• **GIVEN RECORDS**

-- begin --

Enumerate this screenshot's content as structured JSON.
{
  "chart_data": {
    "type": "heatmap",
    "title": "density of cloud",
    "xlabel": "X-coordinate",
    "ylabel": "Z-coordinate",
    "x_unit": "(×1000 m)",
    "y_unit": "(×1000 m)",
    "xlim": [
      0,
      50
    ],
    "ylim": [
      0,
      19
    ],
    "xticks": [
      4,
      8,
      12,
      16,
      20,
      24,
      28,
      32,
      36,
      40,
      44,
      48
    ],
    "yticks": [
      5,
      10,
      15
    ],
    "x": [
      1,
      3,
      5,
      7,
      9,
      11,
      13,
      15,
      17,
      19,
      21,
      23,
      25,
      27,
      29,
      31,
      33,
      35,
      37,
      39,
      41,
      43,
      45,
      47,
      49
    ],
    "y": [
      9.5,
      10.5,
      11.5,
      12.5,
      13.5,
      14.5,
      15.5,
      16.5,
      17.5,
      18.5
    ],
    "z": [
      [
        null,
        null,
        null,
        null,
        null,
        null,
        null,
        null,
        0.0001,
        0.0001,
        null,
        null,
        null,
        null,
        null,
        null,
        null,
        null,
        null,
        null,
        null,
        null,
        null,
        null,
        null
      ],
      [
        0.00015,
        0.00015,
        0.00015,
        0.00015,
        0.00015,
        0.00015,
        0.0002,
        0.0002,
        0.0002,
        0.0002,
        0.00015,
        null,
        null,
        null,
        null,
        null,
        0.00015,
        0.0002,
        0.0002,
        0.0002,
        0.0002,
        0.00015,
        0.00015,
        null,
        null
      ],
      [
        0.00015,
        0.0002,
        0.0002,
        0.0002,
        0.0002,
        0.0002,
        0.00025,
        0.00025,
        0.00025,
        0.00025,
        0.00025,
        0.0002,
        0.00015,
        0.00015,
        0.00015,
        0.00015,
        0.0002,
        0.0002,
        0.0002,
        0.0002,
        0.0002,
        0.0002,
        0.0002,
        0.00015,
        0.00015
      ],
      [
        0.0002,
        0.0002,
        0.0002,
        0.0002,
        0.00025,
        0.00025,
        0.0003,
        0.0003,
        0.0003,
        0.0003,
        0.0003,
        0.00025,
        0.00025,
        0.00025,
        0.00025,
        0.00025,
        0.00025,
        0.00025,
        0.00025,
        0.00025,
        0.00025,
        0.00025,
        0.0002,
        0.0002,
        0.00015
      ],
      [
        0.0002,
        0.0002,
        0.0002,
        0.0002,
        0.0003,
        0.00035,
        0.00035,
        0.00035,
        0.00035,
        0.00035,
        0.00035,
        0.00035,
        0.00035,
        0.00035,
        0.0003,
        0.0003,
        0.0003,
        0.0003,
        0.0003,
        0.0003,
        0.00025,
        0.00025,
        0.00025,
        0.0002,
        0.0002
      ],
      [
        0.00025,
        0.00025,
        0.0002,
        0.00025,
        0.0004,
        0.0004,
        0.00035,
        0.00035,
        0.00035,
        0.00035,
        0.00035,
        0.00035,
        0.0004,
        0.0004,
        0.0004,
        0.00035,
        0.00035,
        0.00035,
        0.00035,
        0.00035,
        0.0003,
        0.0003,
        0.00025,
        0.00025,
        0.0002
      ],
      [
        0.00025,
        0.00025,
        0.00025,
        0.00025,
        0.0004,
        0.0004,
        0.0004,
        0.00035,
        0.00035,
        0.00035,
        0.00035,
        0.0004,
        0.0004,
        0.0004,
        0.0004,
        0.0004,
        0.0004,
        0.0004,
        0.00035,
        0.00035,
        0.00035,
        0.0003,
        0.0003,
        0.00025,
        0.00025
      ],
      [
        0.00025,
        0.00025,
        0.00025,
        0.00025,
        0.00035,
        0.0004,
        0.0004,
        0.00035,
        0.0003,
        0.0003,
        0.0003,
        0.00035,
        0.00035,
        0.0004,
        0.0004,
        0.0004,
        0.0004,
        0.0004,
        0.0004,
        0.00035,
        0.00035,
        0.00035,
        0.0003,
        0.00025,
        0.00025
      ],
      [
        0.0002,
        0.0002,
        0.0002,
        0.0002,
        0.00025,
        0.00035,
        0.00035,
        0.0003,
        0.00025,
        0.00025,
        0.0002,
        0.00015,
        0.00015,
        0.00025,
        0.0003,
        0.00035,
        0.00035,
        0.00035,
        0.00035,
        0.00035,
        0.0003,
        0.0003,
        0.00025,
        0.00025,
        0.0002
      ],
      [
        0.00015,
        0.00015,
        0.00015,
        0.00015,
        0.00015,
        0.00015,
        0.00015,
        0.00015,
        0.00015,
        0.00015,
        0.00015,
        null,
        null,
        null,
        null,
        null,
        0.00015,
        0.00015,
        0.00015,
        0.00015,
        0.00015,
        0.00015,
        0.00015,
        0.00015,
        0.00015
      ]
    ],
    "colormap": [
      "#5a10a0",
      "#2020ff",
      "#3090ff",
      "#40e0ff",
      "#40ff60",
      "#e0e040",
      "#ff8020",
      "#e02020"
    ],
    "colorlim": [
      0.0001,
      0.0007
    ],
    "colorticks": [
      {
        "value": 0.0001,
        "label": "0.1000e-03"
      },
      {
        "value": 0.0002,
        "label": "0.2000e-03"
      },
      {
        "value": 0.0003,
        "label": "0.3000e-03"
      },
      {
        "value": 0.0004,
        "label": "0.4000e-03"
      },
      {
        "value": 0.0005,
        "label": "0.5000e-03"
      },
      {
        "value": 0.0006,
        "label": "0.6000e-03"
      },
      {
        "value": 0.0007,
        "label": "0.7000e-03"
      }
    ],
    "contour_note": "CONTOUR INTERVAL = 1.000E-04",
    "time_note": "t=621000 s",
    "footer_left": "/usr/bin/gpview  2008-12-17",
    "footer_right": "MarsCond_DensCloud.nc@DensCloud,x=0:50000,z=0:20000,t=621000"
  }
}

-- end --

• **INSTRUCTIONS FOR THE TASK**
Copy the material above verbatim.

• **WRITTEN SOLUTION**
Enumerate this screenshot's content as structured JSON.
{
  "chart_data": {
    "type": "heatmap",
    "title": "density of cloud",
    "xlabel": "X-coordinate",
    "ylabel": "Z-coordinate",
    "x_unit": "(×1000 m)",
    "y_unit": "(×1000 m)",
    "xlim": [
      0,
      50
    ],
    "ylim": [
      0,
      19
    ],
    "xticks": [
      4,
      8,
      12,
      16,
      20,
      24,
      28,
      32,
      36,
      40,
      44,
      48
    ],
    "yticks": [
      5,
      10,
      15
    ],
    "x": [
      1,
      3,
      5,
      7,
      9,
      11,
      13,
      15,
      17,
      19,
      21,
      23,
      25,
      27,
      29,
      31,
      33,
      35,
      37,
      39,
      41,
      43,
      45,
      47,
      49
    ],
    "y": [
      9.5,
      10.5,
      11.5,
      12.5,
      13.5,
      14.5,
      15.5,
      16.5,
      17.5,
      18.5
    ],
    "z": [
      [
        null,
        null,
        null,
        null,
        null,
        null,
        null,
        null,
        0.0001,
        0.0001,
        null,
        null,
        null,
        null,
        null,
        null,
        null,
        null,
        null,
        null,
        null,
        null,
        null,
        null,
        null
      ],
      [
        0.00015,
        0.00015,
        0.00015,
        0.00015,
        0.00015,
        0.00015,
        0.0002,
        0.0002,
        0.0002,
        0.0002,
        0.00015,
        null,
        null,
        null,
        null,
        null,
        0.00015,
        0.0002,
        0.0002,
        0.0002,
        0.0002,
        0.00015,
        0.00015,
        null,
        null
      ],
      [
        0.00015,
        0.0002,
        0.0002,
        0.0002,
        0.0002,
        0.0002,
        0.00025,
        0.00025,
        0.00025,
        0.00025,
        0.00025,
        0.0002,
        0.00015,
        0.00015,
        0.00015,
        0.00015,
        0.0002,
        0.0002,
        0.0002,
        0.0002,
        0.0002,
        0.0002,
        0.0002,
        0.00015,
        0.00015
      ],
      [
        0.0002,
        0.0002,
        0.0002,
        0.0002,
        0.00025,
        0.00025,
        0.0003,
        0.0003,
        0.0003,
        0.0003,
        0.0003,
        0.00025,
        0.00025,
        0.00025,
        0.00025,
        0.00025,
        0.00025,
        0.00025,
        0.00025,
        0.00025,
        0.00025,
        0.00025,
        0.0002,
        0.0002,
        0.00015
      ],
      [
        0.0002,
        0.0002,
        0.0002,
        0.0002,
        0.0003,
        0.00035,
        0.00035,
        0.00035,
        0.00035,
        0.00035,
        0.00035,
        0.00035,
        0.00035,
        0.00035,
        0.0003,
        0.0003,
        0.0003,
        0.0003,
        0.0003,
        0.0003,
        0.00025,
        0.00025,
        0.00025,
        0.0002,
        0.0002
      ],
      [
        0.00025,
        0.00025,
        0.0002,
        0.00025,
        0.0004,
        0.0004,
        0.00035,
        0.00035,
        0.00035,
        0.00035,
        0.00035,
        0.00035,
        0.0004,
        0.0004,
        0.0004,
        0.00035,
        0.00035,
        0.00035,
        0.00035,
        0.00035,
        0.0003,
        0.0003,
        0.00025,
        0.00025,
        0.0002
      ],
      [
        0.00025,
        0.00025,
        0.00025,
        0.00025,
        0.0004,
        0.0004,
        0.0004,
        0.00035,
        0.00035,
        0.00035,
        0.00035,
        0.0004,
        0.0004,
        0.0004,
        0.0004,
        0.0004,
        0.0004,
        0.0004,
        0.00035,
        0.00035,
        0.00035,
        0.0003,
        0.0003,
        0.00025,
        0.00025
      ],
      [
        0.00025,
        0.00025,
        0.00025,
        0.00025,
        0.00035,
        0.0004,
        0.0004,
        0.00035,
        0.0003,
        0.0003,
        0.0003,
        0.00035,
        0.00035,
        0.0004,
        0.0004,
        0.0004,
        0.0004,
        0.0004,
        0.0004,
        0.00035,
        0.00035,
        0.00035,
        0.0003,
        0.00025,
        0.00025
      ],
      [
        0.0002,
        0.0002,
        0.0002,
        0.0002,
        0.00025,
        0.00035,
        0.00035,
        0.0003,
        0.00025,
        0.00025,
        0.0002,
        0.00015,
        0.00015,
        0.00025,
        0.0003,
        0.00035,
        0.00035,
        0.00035,
        0.00035,
        0.00035,
        0.0003,
        0.0003,
        0.00025,
        0.00025,
        0.0002
      ],
      [
        0.00015,
        0.00015,
        0.00015,
        0.00015,
        0.00015,
        0.00015,
        0.00015,
        0.00015,
        0.00015,
        0.00015,
        0.00015,
        null,
        null,
        null,
        null,
        null,
        0.00015,
        0.00015,
        0.00015,
        0.00015,
        0.00015,
        0.00015,
        0.00015,
        0.00015,
        0.00015
      ]
    ],
    "colormap": [
      "#5a10a0",
      "#2020ff",
      "#3090ff",
      "#40e0ff",
      "#40ff60",
      "#e0e040",
      "#ff8020",
      "#e02020"
    ],
    "colorlim": [
      0.0001,
      0.0007
    ],
    "colorticks": [
      {
        "value": 0.0001,
        "label": "0.1000e-03"
      },
      {
        "value": 0.0002,
        "label": "0.2000e-03"
      },
      {
        "value": 0.0003,
        "label": "0.3000e-03"
      },
      {
        "value": 0.0004,
        "label": "0.4000e-03"
      },
      {
        "value": 0.0005,
        "label": "0.5000e-03"
      },
      {
        "value": 0.0006,
        "label": "0.6000e-03"
      },
      {
        "value": 0.0007,
        "label": "0.7000e-03"
      }
    ],
    "contour_note": "CONTOUR INTERVAL = 1.000E-04",
    "time_note": "t=621000 s",
    "footer_left": "/usr/bin/gpview  2008-12-17",
    "footer_right": "MarsCond_DensCloud.nc@DensCloud,x=0:50000,z=0:20000,t=621000"
  }
}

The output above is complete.